Start Supplied material
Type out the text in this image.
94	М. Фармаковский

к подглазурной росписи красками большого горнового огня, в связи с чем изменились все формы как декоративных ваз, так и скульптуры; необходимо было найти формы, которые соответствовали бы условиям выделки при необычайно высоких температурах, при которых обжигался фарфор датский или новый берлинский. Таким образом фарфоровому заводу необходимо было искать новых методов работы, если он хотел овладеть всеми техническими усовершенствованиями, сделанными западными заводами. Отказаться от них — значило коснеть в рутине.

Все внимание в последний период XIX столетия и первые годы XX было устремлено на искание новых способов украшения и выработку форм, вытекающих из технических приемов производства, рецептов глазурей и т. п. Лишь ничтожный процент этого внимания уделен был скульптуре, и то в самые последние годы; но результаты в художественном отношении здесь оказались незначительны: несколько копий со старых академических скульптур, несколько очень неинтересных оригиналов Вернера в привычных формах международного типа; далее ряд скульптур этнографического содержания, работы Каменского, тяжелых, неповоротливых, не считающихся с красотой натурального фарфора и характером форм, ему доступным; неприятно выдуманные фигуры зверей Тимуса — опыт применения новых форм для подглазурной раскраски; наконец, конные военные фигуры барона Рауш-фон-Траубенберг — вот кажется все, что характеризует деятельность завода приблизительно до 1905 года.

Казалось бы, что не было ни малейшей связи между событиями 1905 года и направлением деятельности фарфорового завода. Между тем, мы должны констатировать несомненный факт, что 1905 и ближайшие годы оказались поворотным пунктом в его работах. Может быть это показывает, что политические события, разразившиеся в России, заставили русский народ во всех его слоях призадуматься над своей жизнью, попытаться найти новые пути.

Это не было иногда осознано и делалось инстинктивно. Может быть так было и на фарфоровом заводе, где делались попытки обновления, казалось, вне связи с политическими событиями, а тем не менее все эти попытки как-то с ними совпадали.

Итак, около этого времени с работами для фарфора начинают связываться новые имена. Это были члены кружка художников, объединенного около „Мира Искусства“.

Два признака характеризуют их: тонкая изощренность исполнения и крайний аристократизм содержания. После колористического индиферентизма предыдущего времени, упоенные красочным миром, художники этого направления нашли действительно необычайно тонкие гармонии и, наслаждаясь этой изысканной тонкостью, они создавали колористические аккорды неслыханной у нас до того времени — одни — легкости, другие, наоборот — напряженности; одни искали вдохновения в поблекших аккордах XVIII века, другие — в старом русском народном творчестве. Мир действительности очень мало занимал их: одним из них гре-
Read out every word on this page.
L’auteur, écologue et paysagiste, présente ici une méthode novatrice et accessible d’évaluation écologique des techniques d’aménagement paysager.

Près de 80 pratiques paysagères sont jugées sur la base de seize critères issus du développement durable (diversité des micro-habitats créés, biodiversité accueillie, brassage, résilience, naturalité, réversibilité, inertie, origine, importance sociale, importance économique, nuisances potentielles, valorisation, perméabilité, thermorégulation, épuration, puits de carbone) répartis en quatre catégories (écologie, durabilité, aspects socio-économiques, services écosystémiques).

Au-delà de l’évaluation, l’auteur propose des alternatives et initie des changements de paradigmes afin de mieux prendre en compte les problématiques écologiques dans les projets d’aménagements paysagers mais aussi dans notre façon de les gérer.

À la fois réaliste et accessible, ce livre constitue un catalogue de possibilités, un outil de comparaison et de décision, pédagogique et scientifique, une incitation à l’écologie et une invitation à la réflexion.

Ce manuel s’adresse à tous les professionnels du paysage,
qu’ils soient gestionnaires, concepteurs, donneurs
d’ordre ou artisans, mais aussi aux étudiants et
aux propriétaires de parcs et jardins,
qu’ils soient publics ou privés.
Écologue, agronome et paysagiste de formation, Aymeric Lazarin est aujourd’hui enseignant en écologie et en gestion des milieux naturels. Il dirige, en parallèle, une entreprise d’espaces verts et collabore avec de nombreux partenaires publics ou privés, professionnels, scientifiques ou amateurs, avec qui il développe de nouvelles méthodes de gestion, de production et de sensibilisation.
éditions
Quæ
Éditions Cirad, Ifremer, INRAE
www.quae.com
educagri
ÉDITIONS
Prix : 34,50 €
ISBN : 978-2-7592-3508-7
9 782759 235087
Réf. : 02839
End Supplied material
### [What is expected]
Would you copy out each line exactly as written?

### [Output of the task]
Type out the text in this image.
94	М. Фармаковский

к подглазурной росписи красками большого горнового огня, в связи с чем изменились все формы как декоративных ваз, так и скульптуры; необходимо было найти формы, которые соответствовали бы условиям выделки при необычайно высоких температурах, при которых обжигался фарфор датский или новый берлинский. Таким образом фарфоровому заводу необходимо было искать новых методов работы, если он хотел овладеть всеми техническими усовершенствованиями, сделанными западными заводами. Отказаться от них — значило коснеть в рутине.

Все внимание в последний период XIX столетия и первые годы XX было устремлено на искание новых способов украшения и выработку форм, вытекающих из технических приемов производства, рецептов глазурей и т. п. Лишь ничтожный процент этого внимания уделен был скульптуре, и то в самые последние годы; но результаты в художественном отношении здесь оказались незначительны: несколько копий со старых академических скульптур, несколько очень неинтересных оригиналов Вернера в привычных формах международного типа; далее ряд скульптур этнографического содержания, работы Каменского, тяжелых, неповоротливых, не считающихся с красотой натурального фарфора и характером форм, ему доступным; неприятно выдуманные фигуры зверей Тимуса — опыт применения новых форм для подглазурной раскраски; наконец, конные военные фигуры барона Рауш-фон-Траубенберг — вот кажется все, что характеризует деятельность завода приблизительно до 1905 года.

Казалось бы, что не было ни малейшей связи между событиями 1905 года и направлением деятельности фарфорового завода. Между тем, мы должны констатировать несомненный факт, что 1905 и ближайшие годы оказались поворотным пунктом в его работах. Может быть это показывает, что политические события, разразившиеся в России, заставили русский народ во всех его слоях призадуматься над своей жизнью, попытаться найти новые пути.

Это не было иногда осознано и делалось инстинктивно. Может быть так было и на фарфоровом заводе, где делались попытки обновления, казалось, вне связи с политическими событиями, а тем не менее все эти попытки как-то с ними совпадали.

Итак, около этого времени с работами для фарфора начинают связываться новые имена. Это были члены кружка художников, объединенного около „Мира Искусства“.

Два признака характеризуют их: тонкая изощренность исполнения и крайний аристократизм содержания. После колористического индиферентизма предыдущего времени, упоенные красочным миром, художники этого направления нашли действительно необычайно тонкие гармонии и, наслаждаясь этой изысканной тонкостью, они создавали колористические аккорды неслыханной у нас до того времени — одни — легкости, другие, наоборот — напряженности; одни искали вдохновения в поблекших аккордах XVIII века, другие — в старом русском народном творчестве. Мир действительности очень мало занимал их: одним из них гре-
Read out every word on this page.
L’auteur, écologue et paysagiste, présente ici une méthode novatrice et accessible d’évaluation écologique des techniques d’aménagement paysager.

Près de 80 pratiques paysagères sont jugées sur la base de seize critères issus du développement durable (diversité des micro-habitats créés, biodiversité accueillie, brassage, résilience, naturalité, réversibilité, inertie, origine, importance sociale, importance économique, nuisances potentielles, valorisation, perméabilité, thermorégulation, épuration, puits de carbone) répartis en quatre catégories (écologie, durabilité, aspects socio-économiques, services écosystémiques).

Au-delà de l’évaluation, l’auteur propose des alternatives et initie des changements de paradigmes afin de mieux prendre en compte les problématiques écologiques dans les projets d’aménagements paysagers mais aussi dans notre façon de les gérer.

À la fois réaliste et accessible, ce livre constitue un catalogue de possibilités, un outil de comparaison et de décision, pédagogique et scientifique, une incitation à l’écologie et une invitation à la réflexion.

Ce manuel s’adresse à tous les professionnels du paysage,
qu’ils soient gestionnaires, concepteurs, donneurs
d’ordre ou artisans, mais aussi aux étudiants et
aux propriétaires de parcs et jardins,
qu’ils soient publics ou privés.
Écologue, agronome et paysagiste de formation, Aymeric Lazarin est aujourd’hui enseignant en écologie et en gestion des milieux naturels. Il dirige, en parallèle, une entreprise d’espaces verts et collabore avec de nombreux partenaires publics ou privés, professionnels, scientifiques ou amateurs, avec qui il développe de nouvelles méthodes de gestion, de production et de sensibilisation.
éditions
Quæ
Éditions Cirad, Ifremer, INRAE
www.quae.com
educagri
ÉDITIONS
Prix : 34,50 €
ISBN : 978-2-7592-3508-7
9 782759 235087
Réf. : 02839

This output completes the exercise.